EXERCISE BRIEF:
Recast the rows below as a Markdown table with the columns Number and Line, giving each line's sequence number and its text. Begin at the first line, stop after the line that contains "- bar-component-184: [764, 89, 768, 315]", and leave out blank lines.

Collected data
=======

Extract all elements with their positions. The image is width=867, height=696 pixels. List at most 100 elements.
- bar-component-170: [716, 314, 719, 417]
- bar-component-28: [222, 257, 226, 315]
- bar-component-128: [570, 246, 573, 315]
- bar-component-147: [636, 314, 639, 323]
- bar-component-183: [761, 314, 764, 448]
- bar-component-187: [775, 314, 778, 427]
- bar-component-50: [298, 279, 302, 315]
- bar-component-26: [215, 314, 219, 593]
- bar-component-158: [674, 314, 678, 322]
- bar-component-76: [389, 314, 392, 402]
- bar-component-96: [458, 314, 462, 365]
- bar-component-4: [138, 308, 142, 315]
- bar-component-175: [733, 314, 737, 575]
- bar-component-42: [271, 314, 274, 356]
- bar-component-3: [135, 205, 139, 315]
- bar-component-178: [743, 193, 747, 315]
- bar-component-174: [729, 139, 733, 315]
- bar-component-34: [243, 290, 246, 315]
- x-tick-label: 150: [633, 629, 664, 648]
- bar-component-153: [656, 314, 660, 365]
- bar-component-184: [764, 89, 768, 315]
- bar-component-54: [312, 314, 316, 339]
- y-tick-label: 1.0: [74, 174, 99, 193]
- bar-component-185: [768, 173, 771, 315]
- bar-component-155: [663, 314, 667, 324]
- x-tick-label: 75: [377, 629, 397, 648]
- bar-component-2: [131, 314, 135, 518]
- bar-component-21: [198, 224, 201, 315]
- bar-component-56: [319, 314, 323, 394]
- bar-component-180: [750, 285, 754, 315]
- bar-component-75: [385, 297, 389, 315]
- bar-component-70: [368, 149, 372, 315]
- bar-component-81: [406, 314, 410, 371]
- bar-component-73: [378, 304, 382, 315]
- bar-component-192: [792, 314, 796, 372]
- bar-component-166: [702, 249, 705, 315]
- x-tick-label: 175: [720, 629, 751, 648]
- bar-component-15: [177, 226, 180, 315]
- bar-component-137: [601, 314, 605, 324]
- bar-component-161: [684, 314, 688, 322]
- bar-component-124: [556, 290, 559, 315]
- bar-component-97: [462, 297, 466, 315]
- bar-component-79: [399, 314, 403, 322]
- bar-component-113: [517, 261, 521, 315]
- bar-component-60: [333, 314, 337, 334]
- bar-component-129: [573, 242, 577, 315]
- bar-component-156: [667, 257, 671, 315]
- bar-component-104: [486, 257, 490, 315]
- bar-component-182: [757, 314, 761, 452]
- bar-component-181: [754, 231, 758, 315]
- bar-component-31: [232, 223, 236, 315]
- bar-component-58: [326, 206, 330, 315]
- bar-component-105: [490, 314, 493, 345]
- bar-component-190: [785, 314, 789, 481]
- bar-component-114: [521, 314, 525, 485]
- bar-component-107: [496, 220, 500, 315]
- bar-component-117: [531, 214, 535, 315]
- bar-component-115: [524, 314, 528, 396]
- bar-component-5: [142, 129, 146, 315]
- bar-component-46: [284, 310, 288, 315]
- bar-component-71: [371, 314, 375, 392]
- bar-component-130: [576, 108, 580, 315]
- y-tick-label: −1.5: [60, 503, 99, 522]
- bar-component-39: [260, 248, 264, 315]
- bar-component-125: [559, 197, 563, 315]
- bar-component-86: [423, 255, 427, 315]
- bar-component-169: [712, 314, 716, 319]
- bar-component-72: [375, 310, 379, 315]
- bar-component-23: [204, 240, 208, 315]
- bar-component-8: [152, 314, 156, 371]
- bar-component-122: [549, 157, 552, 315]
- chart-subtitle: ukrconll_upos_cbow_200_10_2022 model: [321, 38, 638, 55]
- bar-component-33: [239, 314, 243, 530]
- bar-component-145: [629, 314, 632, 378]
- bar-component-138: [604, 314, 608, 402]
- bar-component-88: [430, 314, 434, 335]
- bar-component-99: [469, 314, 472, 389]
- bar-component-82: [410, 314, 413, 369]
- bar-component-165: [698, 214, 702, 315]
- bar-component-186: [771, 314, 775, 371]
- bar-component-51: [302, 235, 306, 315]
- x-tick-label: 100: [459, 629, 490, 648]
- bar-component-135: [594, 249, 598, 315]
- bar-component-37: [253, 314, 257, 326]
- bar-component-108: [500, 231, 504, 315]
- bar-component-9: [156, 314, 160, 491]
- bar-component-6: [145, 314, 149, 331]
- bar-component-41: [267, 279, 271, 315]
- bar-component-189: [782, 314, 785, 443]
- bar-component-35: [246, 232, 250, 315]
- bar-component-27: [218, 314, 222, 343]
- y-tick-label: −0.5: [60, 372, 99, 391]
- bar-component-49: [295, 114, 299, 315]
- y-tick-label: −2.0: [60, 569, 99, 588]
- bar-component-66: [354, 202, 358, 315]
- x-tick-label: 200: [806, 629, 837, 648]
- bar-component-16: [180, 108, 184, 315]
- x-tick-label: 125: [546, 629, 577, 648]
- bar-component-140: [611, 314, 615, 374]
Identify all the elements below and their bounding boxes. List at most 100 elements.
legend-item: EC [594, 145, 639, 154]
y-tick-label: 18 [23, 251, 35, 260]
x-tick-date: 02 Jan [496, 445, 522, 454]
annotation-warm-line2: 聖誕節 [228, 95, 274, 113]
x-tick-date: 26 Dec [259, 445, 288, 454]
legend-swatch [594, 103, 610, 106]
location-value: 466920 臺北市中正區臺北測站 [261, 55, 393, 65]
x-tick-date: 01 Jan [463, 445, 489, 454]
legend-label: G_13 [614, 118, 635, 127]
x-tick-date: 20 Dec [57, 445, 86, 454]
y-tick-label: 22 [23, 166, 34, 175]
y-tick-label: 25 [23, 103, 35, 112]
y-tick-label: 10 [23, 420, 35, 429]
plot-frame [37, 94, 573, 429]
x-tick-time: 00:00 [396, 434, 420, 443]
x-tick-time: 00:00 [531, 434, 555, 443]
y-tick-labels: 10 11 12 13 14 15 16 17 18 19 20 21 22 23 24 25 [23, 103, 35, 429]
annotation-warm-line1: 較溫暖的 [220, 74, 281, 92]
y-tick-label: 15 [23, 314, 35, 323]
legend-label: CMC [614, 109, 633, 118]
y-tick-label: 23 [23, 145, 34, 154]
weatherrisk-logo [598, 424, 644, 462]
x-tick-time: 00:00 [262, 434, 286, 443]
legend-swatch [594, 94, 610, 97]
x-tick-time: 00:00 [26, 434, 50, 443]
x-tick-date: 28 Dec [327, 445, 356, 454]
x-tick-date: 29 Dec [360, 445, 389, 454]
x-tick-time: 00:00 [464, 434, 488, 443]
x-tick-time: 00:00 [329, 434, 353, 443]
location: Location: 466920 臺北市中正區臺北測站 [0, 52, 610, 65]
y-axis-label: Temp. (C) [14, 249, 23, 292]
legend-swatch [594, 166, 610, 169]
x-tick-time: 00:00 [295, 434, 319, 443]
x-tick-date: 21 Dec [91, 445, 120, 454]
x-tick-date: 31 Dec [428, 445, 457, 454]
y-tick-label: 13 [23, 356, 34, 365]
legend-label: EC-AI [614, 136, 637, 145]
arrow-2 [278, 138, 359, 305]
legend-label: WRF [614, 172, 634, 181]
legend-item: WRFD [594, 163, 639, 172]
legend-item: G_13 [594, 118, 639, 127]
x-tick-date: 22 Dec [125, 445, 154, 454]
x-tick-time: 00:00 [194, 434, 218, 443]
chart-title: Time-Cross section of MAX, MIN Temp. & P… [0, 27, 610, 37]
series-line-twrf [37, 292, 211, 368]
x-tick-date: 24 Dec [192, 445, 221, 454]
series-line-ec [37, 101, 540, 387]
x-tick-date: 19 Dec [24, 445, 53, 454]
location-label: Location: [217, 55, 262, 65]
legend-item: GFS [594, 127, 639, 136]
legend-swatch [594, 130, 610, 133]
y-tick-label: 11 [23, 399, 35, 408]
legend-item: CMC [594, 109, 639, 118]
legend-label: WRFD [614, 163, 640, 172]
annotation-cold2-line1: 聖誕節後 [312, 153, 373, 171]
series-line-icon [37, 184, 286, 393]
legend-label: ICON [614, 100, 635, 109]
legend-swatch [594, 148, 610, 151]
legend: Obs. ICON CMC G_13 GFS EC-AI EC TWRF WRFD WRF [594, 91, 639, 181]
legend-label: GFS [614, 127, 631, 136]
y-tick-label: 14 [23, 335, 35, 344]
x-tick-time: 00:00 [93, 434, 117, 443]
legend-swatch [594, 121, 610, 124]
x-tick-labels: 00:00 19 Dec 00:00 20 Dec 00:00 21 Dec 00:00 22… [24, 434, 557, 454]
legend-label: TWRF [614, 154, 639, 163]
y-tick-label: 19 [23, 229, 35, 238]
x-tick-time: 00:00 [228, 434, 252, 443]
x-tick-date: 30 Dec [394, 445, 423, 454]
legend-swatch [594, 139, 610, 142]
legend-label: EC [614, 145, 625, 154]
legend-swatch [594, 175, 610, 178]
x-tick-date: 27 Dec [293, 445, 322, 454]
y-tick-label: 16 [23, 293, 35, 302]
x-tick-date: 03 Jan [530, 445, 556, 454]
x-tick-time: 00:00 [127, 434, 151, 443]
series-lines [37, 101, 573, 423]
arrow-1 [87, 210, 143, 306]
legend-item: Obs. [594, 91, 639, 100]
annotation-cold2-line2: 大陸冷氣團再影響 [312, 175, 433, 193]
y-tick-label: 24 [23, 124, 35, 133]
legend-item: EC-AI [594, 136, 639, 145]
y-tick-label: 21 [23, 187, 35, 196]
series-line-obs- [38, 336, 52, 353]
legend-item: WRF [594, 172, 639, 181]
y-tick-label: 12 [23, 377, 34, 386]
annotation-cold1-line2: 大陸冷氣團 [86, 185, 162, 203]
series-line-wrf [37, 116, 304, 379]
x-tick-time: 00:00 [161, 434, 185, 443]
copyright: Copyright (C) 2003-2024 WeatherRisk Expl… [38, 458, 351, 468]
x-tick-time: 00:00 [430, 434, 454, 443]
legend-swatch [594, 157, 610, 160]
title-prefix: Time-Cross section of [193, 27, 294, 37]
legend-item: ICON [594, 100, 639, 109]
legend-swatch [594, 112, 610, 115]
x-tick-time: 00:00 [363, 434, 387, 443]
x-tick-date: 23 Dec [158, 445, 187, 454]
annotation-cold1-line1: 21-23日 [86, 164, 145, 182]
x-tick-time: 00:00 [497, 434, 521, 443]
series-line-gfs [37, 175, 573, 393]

=======

EXERCISE SOLUTION:
| Number | Line |
|---|---|
| 1 | Extract all elements with their positions. The image is width=867, height=696 pixels. List at most 100 elements. |
| 2 | - bar-component-170: [716, 314, 719, 417] |
| 3 | - bar-component-28: [222, 257, 226, 315] |
| 4 | - bar-component-128: [570, 246, 573, 315] |
| 5 | - bar-component-147: [636, 314, 639, 323] |
| 6 | - bar-component-183: [761, 314, 764, 448] |
| 7 | - bar-component-187: [775, 314, 778, 427] |
| 8 | - bar-component-50: [298, 279, 302, 315] |
| 9 | - bar-component-26: [215, 314, 219, 593] |
| 10 | - bar-component-158: [674, 314, 678, 322] |
| 11 | - bar-component-76: [389, 314, 392, 402] |
| 12 | - bar-component-96: [458, 314, 462, 365] |
| 13 | - bar-component-4: [138, 308, 142, 315] |
| 14 | - bar-component-175: [733, 314, 737, 575] |
| 15 | - bar-component-42: [271, 314, 274, 356] |
| 16 | - bar-component-3: [135, 205, 139, 315] |
| 17 | - bar-component-178: [743, 193, 747, 315] |
| 18 | - bar-component-174: [729, 139, 733, 315] |
| 19 | - bar-component-34: [243, 290, 246, 315] |
| 20 | - x-tick-label: 150: [633, 629, 664, 648] |
| 21 | - bar-component-153: [656, 314, 660, 365] |
| 22 | - bar-component-184: [764, 89, 768, 315] |